┏━━

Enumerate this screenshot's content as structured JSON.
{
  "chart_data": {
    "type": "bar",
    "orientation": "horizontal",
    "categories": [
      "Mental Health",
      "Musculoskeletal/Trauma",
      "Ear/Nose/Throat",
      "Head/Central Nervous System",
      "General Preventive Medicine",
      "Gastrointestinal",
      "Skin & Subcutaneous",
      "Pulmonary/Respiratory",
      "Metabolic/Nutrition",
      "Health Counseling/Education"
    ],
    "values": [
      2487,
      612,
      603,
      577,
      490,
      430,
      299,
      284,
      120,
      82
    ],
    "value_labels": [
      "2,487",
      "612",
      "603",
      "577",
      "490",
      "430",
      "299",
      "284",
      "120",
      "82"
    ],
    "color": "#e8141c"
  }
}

┗━━

WHAT YOU NEED TO DO: Among the lines of the data, identify those with the word "Health". Copy each of them.

CORRECT ANSWER:
      "Mental Health",
      "Health Counseling/Education"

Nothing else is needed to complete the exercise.